[Saved data entries]
....

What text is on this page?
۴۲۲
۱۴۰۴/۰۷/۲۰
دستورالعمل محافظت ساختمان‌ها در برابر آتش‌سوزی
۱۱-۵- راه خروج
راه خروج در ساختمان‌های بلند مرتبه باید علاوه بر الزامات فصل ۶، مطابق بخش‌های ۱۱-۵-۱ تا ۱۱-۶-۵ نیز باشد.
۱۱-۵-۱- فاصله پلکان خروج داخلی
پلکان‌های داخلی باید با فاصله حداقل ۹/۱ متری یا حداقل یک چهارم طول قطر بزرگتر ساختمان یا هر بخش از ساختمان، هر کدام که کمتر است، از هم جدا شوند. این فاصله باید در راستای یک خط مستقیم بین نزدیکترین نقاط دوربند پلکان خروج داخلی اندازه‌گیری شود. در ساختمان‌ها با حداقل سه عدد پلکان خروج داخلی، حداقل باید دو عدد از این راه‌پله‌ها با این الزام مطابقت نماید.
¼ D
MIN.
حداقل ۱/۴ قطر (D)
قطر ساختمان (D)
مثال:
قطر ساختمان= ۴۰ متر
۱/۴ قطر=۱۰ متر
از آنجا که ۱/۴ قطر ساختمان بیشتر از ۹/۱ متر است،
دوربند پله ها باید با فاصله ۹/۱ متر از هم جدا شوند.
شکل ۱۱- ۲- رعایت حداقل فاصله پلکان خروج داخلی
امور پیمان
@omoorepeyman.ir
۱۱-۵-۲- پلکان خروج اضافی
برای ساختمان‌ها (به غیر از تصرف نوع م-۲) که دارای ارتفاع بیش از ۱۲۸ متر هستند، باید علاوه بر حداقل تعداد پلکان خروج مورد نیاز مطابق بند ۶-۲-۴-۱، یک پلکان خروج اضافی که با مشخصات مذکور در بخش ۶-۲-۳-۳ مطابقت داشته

....

** Directions for this task **
Each line in the data that holds the string "ساختمان" should be found and copied.

** Finished answer **
دستورالعمل محافظت ساختمان‌ها در برابر آتش‌سوزی
راه خروج در ساختمان‌های بلند مرتبه باید علاوه بر الزامات فصل ۶، مطابق بخش‌های ۱۱-۵-۱ تا ۱۱-۶-۵ نیز باشد.
پلکان‌های داخلی باید با فاصله حداقل ۹/۱ متری یا حداقل یک چهارم طول قطر بزرگتر ساختمان یا هر بخش از ساختمان، هر کدام که کمتر است، از هم جدا شوند. این فاصله باید در راستای یک خط مستقیم بین نزدیکترین نقاط دوربند پلکان خروج داخلی اندازه‌گیری شود. در ساختمان‌ها با حداقل سه عدد پلکان خروج داخلی، حداقل باید دو عدد از این راه‌پله‌ها با این الزام مطابقت نماید.
قطر ساختمان (D)
قطر ساختمان= ۴۰ متر
از آنجا که ۱/۴ قطر ساختمان بیشتر از ۹/۱ متر است،
برای ساختمان‌ها (به غیر از تصرف نوع م-۲) که دارای ارتفاع بیش از ۱۲۸ متر هستند، باید علاوه بر حداقل تعداد پلکان خروج مورد نیاز مطابق بند ۶-۲-۴-۱، یک پلکان خروج اضافی که با مشخصات مذکور در بخش ۶-۲-۳-۳ مطابقت داشته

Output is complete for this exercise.